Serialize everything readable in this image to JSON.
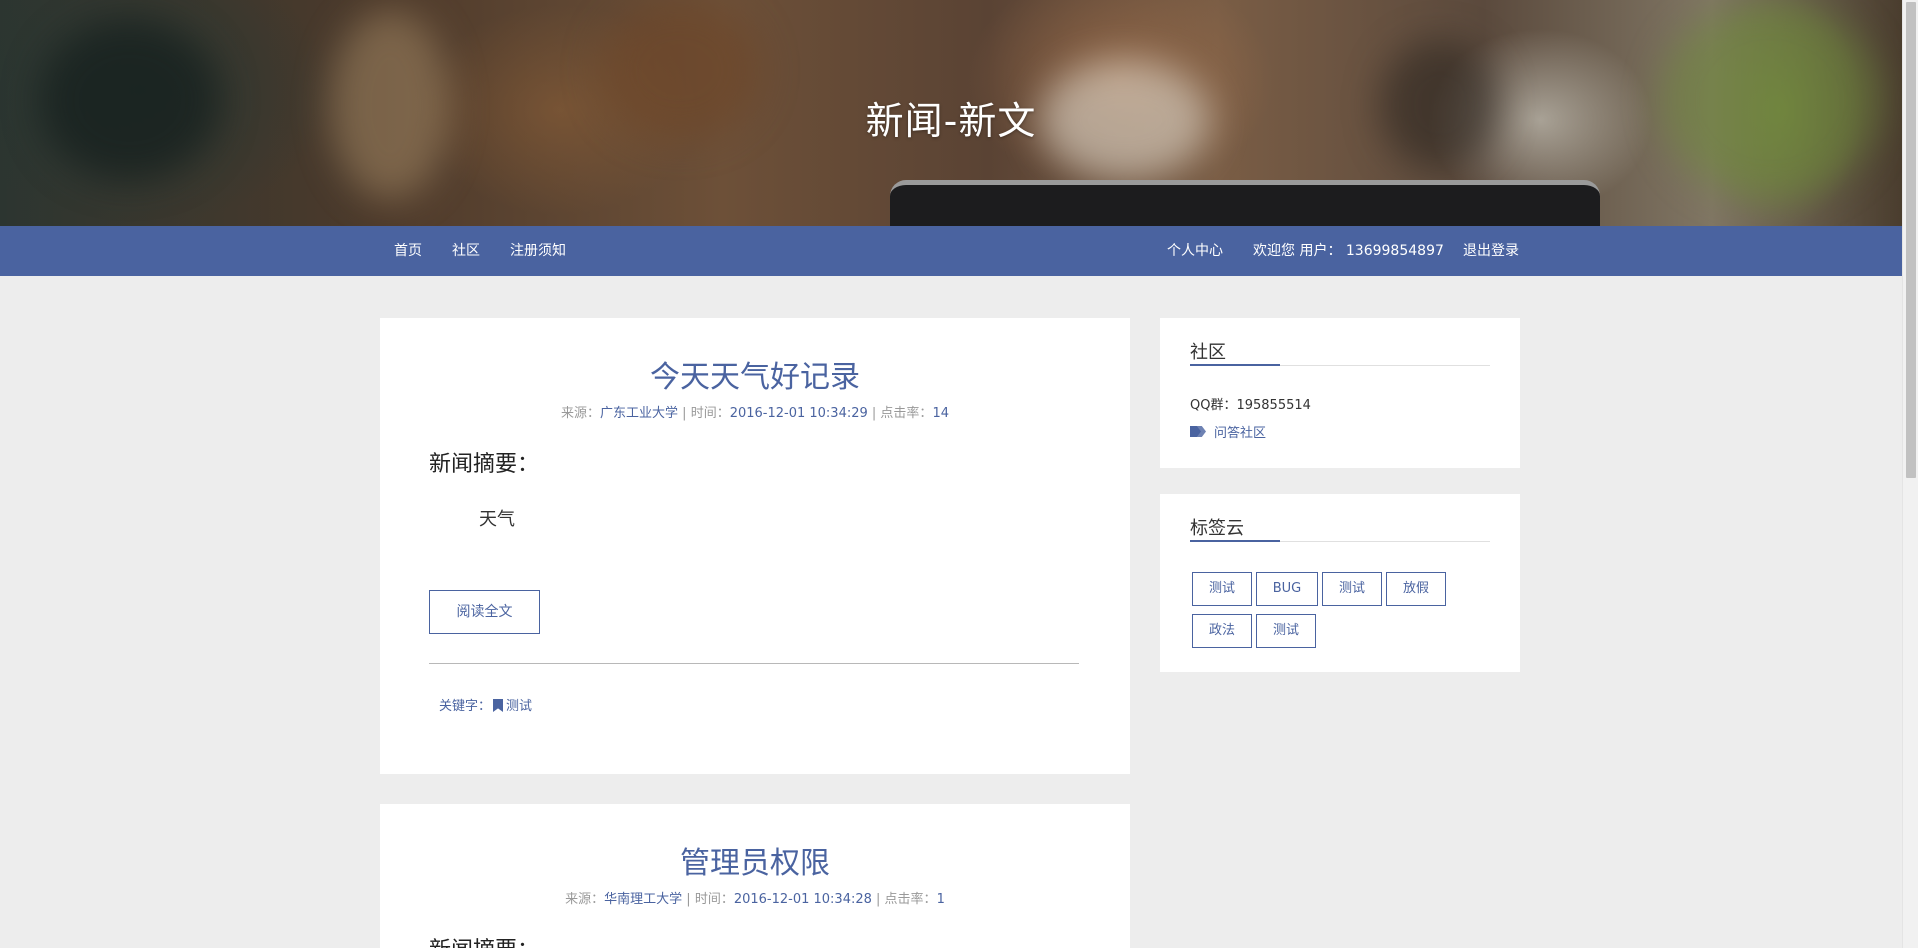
{
  "site": {
    "title": "新闻-新文"
  },
  "nav": {
    "left": [
      "首页",
      "社区",
      "注册须知"
    ],
    "right": [
      "个人中心",
      "欢迎您 用户： 13699854897",
      "退出登录"
    ]
  },
  "articles": [
    {
      "title": "今天天气好记录",
      "source_label": "来源：",
      "source": "广东工业大学",
      "time_label": " | 时间：",
      "time": "2016-12-01 10:34:29",
      "clicks_label": " | 点击率：",
      "clicks": "14",
      "summary_heading": "新闻摘要：",
      "summary": "天气",
      "read_more": "阅读全文",
      "keyword_label": "关键字：",
      "keyword": "测试"
    },
    {
      "title": "管理员权限",
      "source_label": "来源：",
      "source": "华南理工大学",
      "time_label": " | 时间：",
      "time": "2016-12-01 10:34:28",
      "clicks_label": " | 点击率：",
      "clicks": "1",
      "summary_heading": "新闻摘要："
    }
  ],
  "sidebar": {
    "community": {
      "heading": "社区",
      "qq": "QQ群：195855514",
      "link": "问答社区"
    },
    "tag_cloud": {
      "heading": "标签云",
      "tags": [
        "测试",
        "BUG",
        "测试",
        "放假",
        "政法",
        "测试"
      ]
    }
  },
  "colors": {
    "accent": "#4a63a0",
    "background": "#ededed",
    "card": "#ffffff"
  }
}
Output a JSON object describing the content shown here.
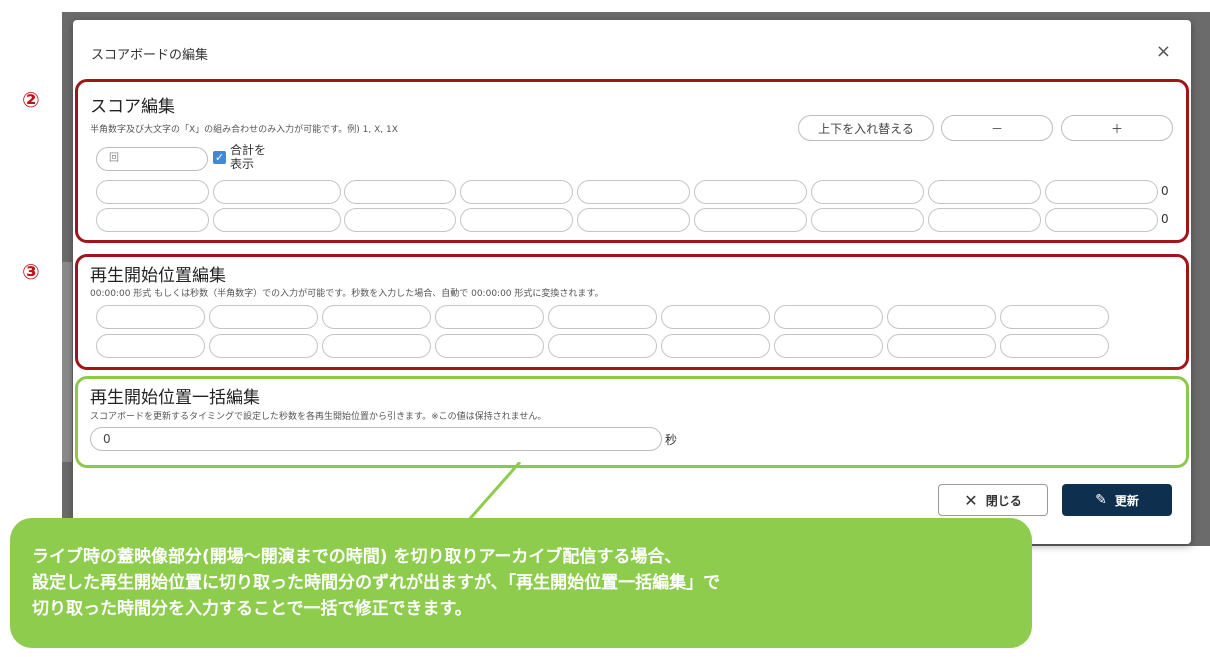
{
  "modal": {
    "title": "スコアボードの編集",
    "close_glyph": "×"
  },
  "markers": {
    "score": "②",
    "playback": "③"
  },
  "score_edit": {
    "title": "スコア編集",
    "note": "半角数字及び大文字の「X」の組み合わせのみ入力が可能です。例) 1, X, 1X",
    "swap_button": "上下を入れ替える",
    "minus_button": "－",
    "plus_button": "＋",
    "inning_placeholder": "回",
    "show_total_label_1": "合計を",
    "show_total_label_2": "表示",
    "show_total_checked": true,
    "row_totals": [
      "0",
      "0"
    ]
  },
  "playback_edit": {
    "title": "再生開始位置編集",
    "note": "00:00:00 形式 もしくは秒数（半角数字）での入力が可能です。秒数を入力した場合、自動で 00:00:00 形式に変換されます。"
  },
  "bulk_edit": {
    "title": "再生開始位置一括編集",
    "note": "スコアボードを更新するタイミングで設定した秒数を各再生開始位置から引きます。※この値は保持されません。",
    "value": "0",
    "unit": "秒"
  },
  "footer": {
    "close_button": "閉じる",
    "update_button": "更新"
  },
  "callout": {
    "line1": "ライブ時の蓋映像部分(開場～開演までの時間) を切り取りアーカイブ配信する場合、",
    "line2": "設定した再生開始位置に切り取った時間分のずれが出ますが、「再生開始位置一括編集」で",
    "line3": "切り取った時間分を入力することで一括で修正できます。"
  },
  "colors": {
    "highlight_red": "#a0151a",
    "highlight_green": "#8cc84b",
    "primary": "#0f2f4e",
    "callout": "#8dcc4c"
  }
}
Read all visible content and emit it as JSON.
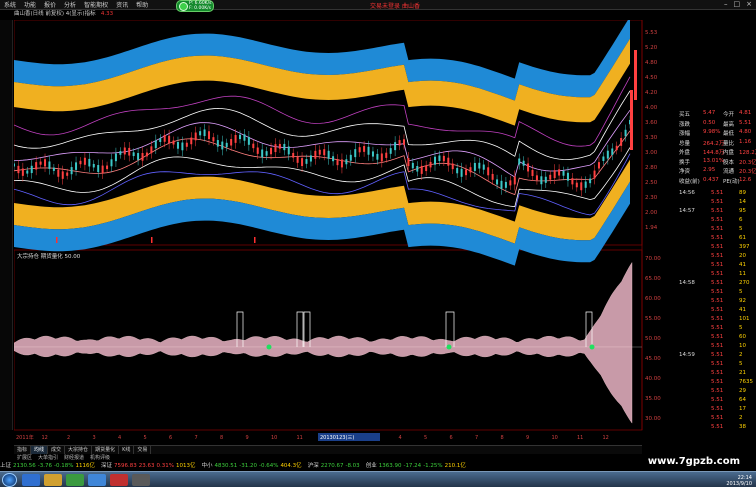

####################

## The task
Retype each entry precisely. Skip images entirely.

## The result
Serialize everything readable in this image to JSON.
{
  "site": {
    "title": "新闻-新文"
  },
  "nav": {
    "left": [
      "首页",
      "社区",
      "注册须知"
    ],
    "right": [
      "个人中心",
      "欢迎您 用户： 13699854897",
      "退出登录"
    ]
  },
  "articles": [
    {
      "title": "今天天气好记录",
      "source_label": "来源：",
      "source": "广东工业大学",
      "time_label": " | 时间：",
      "time": "2016-12-01 10:34:29",
      "clicks_label": " | 点击率：",
      "clicks": "14",
      "summary_heading": "新闻摘要：",
      "summary": "天气",
      "read_more": "阅读全文",
      "keyword_label": "关键字：",
      "keyword": "测试"
    },
    {
      "title": "管理员权限",
      "source_label": "来源：",
      "source": "华南理工大学",
      "time_label": " | 时间：",
      "time": "2016-12-01 10:34:28",
      "clicks_label": " | 点击率：",
      "clicks": "1",
      "summary_heading": "新闻摘要："
    }
  ],
  "sidebar": {
    "community": {
      "heading": "社区",
      "qq": "QQ群：195855514",
      "link": "问答社区"
    },
    "tag_cloud": {
      "heading": "标签云",
      "tags": [
        "测试",
        "BUG",
        "测试",
        "放假",
        "政法",
        "测试"
      ]
    }
  },
  "colors": {
    "accent": "#4a63a0",
    "background": "#ededed",
    "card": "#ffffff"
  }
}
Output a JSON object describing the content shown here.
{
  "modal": {
    "title": "スコアボードの編集",
    "close_glyph": "×"
  },
  "markers": {
    "score": "②",
    "playback": "③"
  },
  "score_edit": {
    "title": "スコア編集",
    "note": "半角数字及び大文字の「X」の組み合わせのみ入力が可能です。例) 1, X, 1X",
    "swap_button": "上下を入れ替える",
    "minus_button": "－",
    "plus_button": "＋",
    "inning_placeholder": "回",
    "show_total_label_1": "合計を",
    "show_total_label_2": "表示",
    "show_total_checked": true,
    "row_totals": [
      "0",
      "0"
    ]
  },
  "playback_edit": {
    "title": "再生開始位置編集",
    "note": "00:00:00 形式 もしくは秒数（半角数字）での入力が可能です。秒数を入力した場合、自動で 00:00:00 形式に変換されます。"
  },
  "bulk_edit": {
    "title": "再生開始位置一括編集",
    "note": "スコアボードを更新するタイミングで設定した秒数を各再生開始位置から引きます。※この値は保持されません。",
    "value": "0",
    "unit": "秒"
  },
  "footer": {
    "close_button": "閉じる",
    "update_button": "更新"
  },
  "callout": {
    "line1": "ライブ時の蓋映像部分(開場～開演までの時間) を切り取りアーカイブ配信する場合、",
    "line2": "設定した再生開始位置に切り取った時間分のずれが出ますが、「再生開始位置一括編集」で",
    "line3": "切り取った時間分を入力することで一括で修正できます。"
  },
  "colors": {
    "highlight_red": "#a0151a",
    "highlight_green": "#8cc84b",
    "primary": "#0f2f4e",
    "callout": "#8dcc4c"
  }
}
Read all visible content and emit it as JSON.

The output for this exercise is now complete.